The current study focused on enactment encoding as a strategy to strengthen the cue-action association, not as a strategy to enhance the retention of several intended activities. Therefore, this study hypothesized that the prospective memory performance can be improved by enactment encoding. According to the theory of multiple processing, the retrieval of prospective memory task is affected by the difficulty of ongoing task and the strength of the association between the cue and the intended action. Thus, increasing the difficulty of ongoing tasks or reducing the strength of the association between the cue and the intended action will hinder the completion of prospective memory.

Specifically, under the standard cognitive load condition, the ongoing task is simple, people can allocate more cognitive resources on the retrieval of prospective memory task, thus facilitating the successful retrieval of prospective memory. Therefore, this study hypothesized that the prospective memory performance is better under standard condition than under high cognitive load condition for verbal encoding. However, for enactment encoding, since the association between the cue and the intended action is sufficient encoded, it can make up for the decline of the prospective memory caused by high cognitive resource occupation. Thus, this study hypothesized that the prospective memory performance is not affected by the difficulty of ongoing task for the enactment encoding.

Method

Participants

A power analysis (using the statistical program G*Power 3.1.9.2; Faul et al., 2009) indicated that—to obtain significant medium-sized Encoding Modality by Cognitive load interaction effects (f = 0.25) with a statistical power of 0.80 per effect (Cohen, 1988)—we needed at least 38 participants. Thus, we recruited 40 participants (19–23 years old, M = 20.83 years old, SD = 1.01; 22 males and 18 females) from Jiangsu Normal University in China. All participants were of at least normal intelligence as well as eyesight (Based on school admittance tests). No participants were previously involved in any similar experiment, and none was psychology students. This study was approved by the Ethics Committee of Jiangsu Normal University, and the written informed consent was obtained from all participants.

Design

We applied a 2 (cognitive load: high or standard, within subjects) × 2 (encoding modalities: verbal or enactment, between subjects) mixed design. Dependent variables were measured according to the accuracy and reaction time of prospective memory tasks and ongoing tasks. Ongoing tasks are word-sorting tasks and additional tasks named as n-back tasks (classifying into two types, 1-back and 2-back tasks, in order to create standard and high cognitive load condition).

Materials

The experimental materials included 140 words, 20 of which were used as exercises and 120 words as ongoing tasks (114 new words and 6 cue words). All the words were selected from the Modern Chinese common vocabulary (draft). These cues come from the nouns in the following action phrases: throwing the ball; driving the car; smelling the flowers; knocking on the eggs; opening the magazine; drinking beer.

Procedure

The procedures for practicing tasks and ongoing tasks were divided into two parts, 1-back (standard cognitive load condition) and 2-back (high cognitive load condition), each part has 3 PM cues. In order to balance the sequence effect, half of individuals would first perform a 1-back part of the task, then a 2-back part of the task, and the other half is in reverse order. There was a short break (20 s) between blocks for instructions.

*Element box items*:
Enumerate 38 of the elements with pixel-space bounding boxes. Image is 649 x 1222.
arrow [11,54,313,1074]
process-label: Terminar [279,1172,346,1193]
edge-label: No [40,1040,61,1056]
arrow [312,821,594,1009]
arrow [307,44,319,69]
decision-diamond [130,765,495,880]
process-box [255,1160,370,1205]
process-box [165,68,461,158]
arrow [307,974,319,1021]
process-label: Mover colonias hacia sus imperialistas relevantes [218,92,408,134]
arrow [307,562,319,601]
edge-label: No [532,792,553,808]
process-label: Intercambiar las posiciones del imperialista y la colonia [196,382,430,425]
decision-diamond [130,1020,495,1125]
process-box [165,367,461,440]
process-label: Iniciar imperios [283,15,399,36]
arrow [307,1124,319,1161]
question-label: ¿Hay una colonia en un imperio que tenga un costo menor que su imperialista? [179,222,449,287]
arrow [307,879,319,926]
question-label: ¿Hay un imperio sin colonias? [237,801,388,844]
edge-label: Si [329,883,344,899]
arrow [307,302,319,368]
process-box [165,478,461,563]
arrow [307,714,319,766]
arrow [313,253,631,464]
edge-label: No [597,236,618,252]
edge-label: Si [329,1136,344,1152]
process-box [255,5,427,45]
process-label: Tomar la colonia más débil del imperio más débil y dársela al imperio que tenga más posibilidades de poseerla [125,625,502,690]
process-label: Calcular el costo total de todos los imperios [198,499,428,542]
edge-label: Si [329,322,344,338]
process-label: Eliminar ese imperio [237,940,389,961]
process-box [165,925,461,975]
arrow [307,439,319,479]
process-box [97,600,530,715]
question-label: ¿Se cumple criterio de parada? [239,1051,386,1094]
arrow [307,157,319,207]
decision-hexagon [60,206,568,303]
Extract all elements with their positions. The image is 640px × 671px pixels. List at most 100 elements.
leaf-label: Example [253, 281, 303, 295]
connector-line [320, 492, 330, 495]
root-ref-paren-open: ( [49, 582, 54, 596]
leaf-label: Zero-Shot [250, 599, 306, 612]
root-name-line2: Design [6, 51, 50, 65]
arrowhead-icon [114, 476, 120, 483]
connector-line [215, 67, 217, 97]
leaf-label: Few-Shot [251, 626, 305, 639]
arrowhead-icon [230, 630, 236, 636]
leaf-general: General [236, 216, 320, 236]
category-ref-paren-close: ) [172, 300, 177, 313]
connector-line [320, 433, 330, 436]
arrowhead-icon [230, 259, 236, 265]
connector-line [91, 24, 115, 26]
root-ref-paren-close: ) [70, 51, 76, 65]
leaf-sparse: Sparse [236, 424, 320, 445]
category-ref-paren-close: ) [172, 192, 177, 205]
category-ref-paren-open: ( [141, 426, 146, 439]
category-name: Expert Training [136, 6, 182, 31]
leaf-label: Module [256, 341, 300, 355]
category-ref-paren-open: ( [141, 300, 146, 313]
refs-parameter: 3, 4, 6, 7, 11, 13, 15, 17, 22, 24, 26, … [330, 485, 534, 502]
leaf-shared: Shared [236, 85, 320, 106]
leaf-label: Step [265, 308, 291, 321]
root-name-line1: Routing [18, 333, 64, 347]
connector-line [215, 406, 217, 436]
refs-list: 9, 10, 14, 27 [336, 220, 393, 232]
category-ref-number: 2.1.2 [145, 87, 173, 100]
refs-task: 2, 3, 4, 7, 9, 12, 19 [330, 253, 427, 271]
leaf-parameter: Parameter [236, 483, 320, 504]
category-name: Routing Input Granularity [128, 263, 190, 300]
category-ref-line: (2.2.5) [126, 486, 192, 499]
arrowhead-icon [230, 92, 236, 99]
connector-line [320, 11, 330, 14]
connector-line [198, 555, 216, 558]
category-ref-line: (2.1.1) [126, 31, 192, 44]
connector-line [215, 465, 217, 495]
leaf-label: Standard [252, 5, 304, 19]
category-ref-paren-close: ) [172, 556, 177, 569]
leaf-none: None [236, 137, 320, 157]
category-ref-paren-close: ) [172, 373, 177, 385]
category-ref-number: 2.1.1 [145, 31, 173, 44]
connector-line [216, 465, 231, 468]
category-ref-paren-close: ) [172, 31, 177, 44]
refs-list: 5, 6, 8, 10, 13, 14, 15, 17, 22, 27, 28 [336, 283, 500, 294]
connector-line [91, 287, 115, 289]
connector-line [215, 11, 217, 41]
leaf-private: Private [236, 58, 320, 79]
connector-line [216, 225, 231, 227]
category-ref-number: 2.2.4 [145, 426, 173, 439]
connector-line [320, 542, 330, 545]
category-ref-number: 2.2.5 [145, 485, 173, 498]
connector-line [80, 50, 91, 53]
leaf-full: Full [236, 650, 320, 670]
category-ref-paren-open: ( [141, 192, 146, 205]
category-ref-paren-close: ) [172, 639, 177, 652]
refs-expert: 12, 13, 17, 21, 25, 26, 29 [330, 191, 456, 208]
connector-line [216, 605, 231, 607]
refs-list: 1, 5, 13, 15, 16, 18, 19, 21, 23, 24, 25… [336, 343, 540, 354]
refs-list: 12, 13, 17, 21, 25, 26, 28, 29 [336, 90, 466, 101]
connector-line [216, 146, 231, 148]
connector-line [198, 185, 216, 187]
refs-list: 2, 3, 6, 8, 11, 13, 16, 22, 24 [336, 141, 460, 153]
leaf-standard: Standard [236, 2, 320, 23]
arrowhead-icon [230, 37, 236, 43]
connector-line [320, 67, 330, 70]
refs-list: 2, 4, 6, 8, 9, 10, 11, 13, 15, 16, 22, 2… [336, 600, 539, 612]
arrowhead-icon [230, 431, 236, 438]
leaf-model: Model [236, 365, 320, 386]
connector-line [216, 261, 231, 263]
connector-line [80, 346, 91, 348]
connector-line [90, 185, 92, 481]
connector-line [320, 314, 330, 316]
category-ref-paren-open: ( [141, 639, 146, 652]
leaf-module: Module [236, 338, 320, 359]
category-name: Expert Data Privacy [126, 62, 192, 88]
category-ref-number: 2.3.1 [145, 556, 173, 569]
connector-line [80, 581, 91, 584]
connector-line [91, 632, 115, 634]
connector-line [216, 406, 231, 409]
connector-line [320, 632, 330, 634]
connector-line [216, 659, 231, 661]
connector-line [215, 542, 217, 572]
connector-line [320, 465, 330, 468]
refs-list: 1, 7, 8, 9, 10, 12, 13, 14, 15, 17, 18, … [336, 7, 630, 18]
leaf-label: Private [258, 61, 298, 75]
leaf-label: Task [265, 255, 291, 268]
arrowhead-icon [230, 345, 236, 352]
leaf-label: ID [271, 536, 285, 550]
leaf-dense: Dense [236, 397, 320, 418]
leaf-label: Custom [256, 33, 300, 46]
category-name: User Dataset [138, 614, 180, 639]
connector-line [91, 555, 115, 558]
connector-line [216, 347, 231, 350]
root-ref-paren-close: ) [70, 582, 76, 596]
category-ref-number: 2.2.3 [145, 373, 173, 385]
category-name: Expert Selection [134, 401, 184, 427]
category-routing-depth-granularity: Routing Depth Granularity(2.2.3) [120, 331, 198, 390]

*Problems to work on*:
a - Decide whether each statement agrees with the prospective memory study, and back each yes or no with the exact deciding words from it. (i) The participants were recruited from Jiangsu Normal University. (ii) Encoding modality was varied within subjects. (iii) The break between blocks lasted one minute.
b - Go on with the prospective memory study from its final sentence.
The items have no connection to the prospective memory study.

*Results in order*:
a -
(i) Yes: "we recruited 40 participants (19–23 years old, M = 20.83 years old, SD = 1.01; 22 males and 18 females) from Jiangsu Normal University in China"
(ii) No: "encoding modalities: verbal or enactment, between subjects"
(iii) No: "There was a short break (20 s) between blocks for instructions."

b -
The instructions for the ongoing tasks were displayed on the computer screen. Participants were told that they would do a word-sorting and judging task, in which they need to compare the stimulus appeared on the screen with the previous first (standard cognitive load condition) or second stimulus (high cognitive load condition) to determine whether the two words were in the same category by pressing the “Z” key (‘Z’) or the different types by pressing the “M” key (‘M’). As soon as the participants pressed any of the reaction keys, the computer showed the next word. If the participants did not make response within six seconds, the next word was presented automatically. Participants were arranged for the practice stage if they understood the instructions for the ongoing tasks.

After practicing, participants learned the prospective memory cues. The cues appeared at the center of the computer screen in the form of noun–verbs, and each phrase was displayed for eight seconds under the two encoding conditions. Half of the participants were randomly assigned to the condition of verbal encoding, in which the participants were required to read the phrases silently. The other half of the participants were assigned to the condition of enactment encoding, in which individuals were instructed to read the noun–verbs silently while performing the actions (e.g., individuals would pretend to open the magazine with the additional image of a magazine while learning the phrase “opening the magazine”). To ensure that all individuals learn the phases adequately, the learning stage was repeated right after each other.

Next, the instructions for prospective memory tasks were shown on the computer screen. Subjects were informed to stop the word-sorting and judge tasks (ongoing tasks) and press the space key as soon as they met any of the six prospective memory target cues (ball, car, flowers, egg, magazine, and beer) and reported the verb corresponding to the phrase. All of individuals were required to respond to the tasks as quickly as possible without sacrificing accuracy.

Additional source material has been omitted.